**** Entries shown ****
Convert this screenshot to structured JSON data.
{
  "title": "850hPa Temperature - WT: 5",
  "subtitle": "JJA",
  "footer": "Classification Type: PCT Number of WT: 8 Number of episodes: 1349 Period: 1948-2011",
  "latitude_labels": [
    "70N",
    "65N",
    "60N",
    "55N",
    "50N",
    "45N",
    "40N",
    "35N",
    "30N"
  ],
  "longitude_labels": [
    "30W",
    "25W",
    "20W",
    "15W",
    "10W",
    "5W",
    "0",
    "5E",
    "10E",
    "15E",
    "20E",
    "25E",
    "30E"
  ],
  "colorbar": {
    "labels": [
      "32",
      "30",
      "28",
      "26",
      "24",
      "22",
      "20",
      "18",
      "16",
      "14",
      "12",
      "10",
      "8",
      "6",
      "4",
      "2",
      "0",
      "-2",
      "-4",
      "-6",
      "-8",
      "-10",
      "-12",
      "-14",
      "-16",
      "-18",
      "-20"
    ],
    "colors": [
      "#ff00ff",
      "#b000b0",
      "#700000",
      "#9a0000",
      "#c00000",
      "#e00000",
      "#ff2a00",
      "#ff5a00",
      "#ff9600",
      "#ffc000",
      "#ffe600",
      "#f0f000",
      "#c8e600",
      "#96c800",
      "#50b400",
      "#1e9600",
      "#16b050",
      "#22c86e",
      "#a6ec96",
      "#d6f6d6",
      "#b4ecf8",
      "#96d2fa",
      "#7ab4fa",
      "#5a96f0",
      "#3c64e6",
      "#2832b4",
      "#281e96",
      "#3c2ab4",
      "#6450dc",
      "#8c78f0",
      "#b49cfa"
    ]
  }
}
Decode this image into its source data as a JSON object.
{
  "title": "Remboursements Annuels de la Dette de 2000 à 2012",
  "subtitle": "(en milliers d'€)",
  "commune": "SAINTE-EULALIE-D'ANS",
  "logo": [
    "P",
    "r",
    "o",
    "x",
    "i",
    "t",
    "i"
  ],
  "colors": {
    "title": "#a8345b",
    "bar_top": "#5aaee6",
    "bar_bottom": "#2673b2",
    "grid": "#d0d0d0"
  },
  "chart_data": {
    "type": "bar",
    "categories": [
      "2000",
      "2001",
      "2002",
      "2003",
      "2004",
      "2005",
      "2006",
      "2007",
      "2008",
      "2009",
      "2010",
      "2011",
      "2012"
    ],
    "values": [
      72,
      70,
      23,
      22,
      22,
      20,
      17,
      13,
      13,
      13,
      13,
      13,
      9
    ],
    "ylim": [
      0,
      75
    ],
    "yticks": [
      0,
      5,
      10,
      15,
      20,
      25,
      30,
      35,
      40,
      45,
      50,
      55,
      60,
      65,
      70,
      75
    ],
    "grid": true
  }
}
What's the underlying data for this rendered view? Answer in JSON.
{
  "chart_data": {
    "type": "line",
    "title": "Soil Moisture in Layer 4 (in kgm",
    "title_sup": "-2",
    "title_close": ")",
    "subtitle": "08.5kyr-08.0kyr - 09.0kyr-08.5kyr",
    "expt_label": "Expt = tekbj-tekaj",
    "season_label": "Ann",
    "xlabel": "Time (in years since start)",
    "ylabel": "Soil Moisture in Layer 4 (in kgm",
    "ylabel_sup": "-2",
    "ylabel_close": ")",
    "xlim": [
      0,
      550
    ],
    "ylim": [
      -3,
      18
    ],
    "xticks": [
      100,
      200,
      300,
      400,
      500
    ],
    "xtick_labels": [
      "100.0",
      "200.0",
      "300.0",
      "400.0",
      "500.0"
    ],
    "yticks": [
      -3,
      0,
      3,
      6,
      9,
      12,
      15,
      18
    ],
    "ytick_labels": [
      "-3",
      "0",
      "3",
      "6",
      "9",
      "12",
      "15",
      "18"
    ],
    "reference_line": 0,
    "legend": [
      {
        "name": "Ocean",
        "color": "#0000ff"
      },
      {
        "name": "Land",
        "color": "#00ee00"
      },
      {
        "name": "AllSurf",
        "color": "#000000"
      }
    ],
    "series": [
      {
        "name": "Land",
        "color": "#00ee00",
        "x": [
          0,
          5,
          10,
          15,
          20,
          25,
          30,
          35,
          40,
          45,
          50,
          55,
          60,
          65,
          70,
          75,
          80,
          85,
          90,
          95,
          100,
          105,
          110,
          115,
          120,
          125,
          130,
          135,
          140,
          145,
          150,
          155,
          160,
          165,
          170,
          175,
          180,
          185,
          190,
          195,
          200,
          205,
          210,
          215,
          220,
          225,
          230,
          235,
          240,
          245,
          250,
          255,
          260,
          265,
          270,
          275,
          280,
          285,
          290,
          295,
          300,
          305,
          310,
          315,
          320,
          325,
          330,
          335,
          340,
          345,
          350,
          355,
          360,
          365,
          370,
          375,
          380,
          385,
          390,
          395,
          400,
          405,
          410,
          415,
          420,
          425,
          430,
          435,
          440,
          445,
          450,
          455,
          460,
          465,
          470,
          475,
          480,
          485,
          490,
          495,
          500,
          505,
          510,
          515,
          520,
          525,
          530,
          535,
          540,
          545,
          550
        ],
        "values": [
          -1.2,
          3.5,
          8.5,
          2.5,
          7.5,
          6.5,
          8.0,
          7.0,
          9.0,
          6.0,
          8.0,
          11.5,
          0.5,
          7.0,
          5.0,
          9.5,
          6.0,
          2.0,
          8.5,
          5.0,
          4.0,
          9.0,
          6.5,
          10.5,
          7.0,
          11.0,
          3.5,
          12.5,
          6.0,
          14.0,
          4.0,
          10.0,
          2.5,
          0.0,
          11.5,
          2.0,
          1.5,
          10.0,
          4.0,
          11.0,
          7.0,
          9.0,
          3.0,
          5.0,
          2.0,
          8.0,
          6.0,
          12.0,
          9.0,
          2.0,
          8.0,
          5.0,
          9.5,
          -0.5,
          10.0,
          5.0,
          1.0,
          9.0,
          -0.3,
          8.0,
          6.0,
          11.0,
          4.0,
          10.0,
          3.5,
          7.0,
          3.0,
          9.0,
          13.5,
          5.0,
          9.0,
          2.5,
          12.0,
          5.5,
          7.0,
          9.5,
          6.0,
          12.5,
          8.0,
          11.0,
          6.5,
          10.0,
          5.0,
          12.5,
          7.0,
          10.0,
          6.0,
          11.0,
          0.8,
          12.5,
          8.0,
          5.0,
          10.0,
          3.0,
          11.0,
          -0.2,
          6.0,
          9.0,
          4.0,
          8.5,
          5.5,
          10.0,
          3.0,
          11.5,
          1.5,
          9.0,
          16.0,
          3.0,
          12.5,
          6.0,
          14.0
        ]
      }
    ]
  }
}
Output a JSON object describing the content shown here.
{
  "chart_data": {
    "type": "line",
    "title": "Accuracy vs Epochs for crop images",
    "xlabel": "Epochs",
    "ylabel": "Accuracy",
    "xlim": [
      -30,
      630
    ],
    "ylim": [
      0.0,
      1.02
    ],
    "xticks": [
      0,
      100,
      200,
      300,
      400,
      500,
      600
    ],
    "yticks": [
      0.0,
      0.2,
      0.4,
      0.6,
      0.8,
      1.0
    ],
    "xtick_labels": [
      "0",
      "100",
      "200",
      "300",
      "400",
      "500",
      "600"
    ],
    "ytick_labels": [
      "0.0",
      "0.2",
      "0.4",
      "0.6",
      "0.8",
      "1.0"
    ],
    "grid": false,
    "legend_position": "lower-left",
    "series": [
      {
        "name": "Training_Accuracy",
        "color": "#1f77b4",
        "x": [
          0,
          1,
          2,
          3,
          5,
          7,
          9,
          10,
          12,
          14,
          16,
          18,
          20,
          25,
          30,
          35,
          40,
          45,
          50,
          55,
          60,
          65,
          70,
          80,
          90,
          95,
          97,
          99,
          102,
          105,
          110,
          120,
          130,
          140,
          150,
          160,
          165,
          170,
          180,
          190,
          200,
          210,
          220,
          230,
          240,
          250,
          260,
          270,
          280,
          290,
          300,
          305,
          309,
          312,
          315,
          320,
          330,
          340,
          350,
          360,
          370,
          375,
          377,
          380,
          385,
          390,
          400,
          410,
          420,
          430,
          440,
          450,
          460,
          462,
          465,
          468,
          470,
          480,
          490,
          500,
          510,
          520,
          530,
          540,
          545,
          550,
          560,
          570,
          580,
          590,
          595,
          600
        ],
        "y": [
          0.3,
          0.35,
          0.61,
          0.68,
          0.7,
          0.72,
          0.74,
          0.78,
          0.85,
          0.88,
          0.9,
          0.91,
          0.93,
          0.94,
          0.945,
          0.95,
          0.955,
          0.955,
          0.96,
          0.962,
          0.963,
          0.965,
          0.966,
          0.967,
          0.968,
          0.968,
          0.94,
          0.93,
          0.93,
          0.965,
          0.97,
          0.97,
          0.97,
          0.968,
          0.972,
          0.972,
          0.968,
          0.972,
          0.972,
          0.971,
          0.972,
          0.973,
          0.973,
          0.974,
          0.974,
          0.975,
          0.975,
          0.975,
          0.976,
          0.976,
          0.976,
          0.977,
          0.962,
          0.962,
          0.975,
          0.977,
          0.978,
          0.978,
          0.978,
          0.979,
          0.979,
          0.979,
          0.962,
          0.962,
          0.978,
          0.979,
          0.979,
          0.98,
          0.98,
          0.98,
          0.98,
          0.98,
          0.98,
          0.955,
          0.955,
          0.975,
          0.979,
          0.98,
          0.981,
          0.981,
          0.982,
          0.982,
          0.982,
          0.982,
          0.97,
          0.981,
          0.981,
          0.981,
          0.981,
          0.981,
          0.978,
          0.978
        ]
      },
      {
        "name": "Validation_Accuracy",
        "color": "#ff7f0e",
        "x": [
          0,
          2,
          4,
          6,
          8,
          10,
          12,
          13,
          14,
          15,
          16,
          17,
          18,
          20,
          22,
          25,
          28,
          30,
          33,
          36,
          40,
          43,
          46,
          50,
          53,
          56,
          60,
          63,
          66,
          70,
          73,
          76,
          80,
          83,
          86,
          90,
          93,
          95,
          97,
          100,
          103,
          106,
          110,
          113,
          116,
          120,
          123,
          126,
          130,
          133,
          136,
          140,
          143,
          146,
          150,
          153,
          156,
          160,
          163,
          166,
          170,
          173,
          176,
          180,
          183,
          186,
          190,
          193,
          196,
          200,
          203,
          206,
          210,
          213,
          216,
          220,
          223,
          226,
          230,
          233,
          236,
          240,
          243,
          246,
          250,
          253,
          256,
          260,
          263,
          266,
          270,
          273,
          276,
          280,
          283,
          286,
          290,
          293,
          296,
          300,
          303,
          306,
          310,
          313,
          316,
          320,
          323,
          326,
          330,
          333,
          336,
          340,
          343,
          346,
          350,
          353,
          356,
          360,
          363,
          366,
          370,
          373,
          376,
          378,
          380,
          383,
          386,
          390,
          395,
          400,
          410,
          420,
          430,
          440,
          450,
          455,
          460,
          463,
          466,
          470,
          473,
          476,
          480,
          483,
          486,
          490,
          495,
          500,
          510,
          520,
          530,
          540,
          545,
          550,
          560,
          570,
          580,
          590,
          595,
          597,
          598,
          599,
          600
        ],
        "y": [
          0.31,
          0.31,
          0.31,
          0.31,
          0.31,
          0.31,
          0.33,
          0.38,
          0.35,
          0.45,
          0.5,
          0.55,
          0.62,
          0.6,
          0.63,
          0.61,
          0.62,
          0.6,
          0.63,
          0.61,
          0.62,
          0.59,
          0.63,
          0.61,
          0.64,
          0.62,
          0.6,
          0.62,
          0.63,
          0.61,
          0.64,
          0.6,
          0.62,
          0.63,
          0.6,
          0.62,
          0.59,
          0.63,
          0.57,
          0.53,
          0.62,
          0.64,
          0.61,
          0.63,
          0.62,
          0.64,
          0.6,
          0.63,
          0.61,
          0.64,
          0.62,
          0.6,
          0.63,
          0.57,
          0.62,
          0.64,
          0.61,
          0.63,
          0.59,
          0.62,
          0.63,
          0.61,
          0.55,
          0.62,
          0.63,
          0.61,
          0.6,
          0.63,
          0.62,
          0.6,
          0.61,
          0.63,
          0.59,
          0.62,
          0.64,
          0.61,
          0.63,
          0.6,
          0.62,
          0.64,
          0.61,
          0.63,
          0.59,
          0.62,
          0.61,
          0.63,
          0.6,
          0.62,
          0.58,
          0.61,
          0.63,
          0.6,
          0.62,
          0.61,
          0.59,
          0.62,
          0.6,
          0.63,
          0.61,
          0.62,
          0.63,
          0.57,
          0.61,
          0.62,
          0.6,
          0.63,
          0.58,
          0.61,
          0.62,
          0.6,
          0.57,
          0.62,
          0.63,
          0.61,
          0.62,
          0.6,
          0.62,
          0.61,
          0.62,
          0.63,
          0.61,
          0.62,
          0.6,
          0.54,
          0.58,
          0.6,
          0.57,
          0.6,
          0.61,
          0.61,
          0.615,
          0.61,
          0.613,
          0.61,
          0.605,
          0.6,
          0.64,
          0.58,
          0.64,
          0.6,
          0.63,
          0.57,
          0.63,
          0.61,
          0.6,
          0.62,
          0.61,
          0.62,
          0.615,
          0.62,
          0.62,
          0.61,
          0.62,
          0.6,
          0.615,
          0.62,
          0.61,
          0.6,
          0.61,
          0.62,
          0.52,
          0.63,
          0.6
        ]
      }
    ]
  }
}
****
Your instructions: List the lines of the records where "subtitle" occurs.

Response below:
  "subtitle": "JJA",
  "subtitle": "(en milliers d'€)",
    "subtitle": "08.5kyr-08.0kyr - 09.0kyr-08.5kyr",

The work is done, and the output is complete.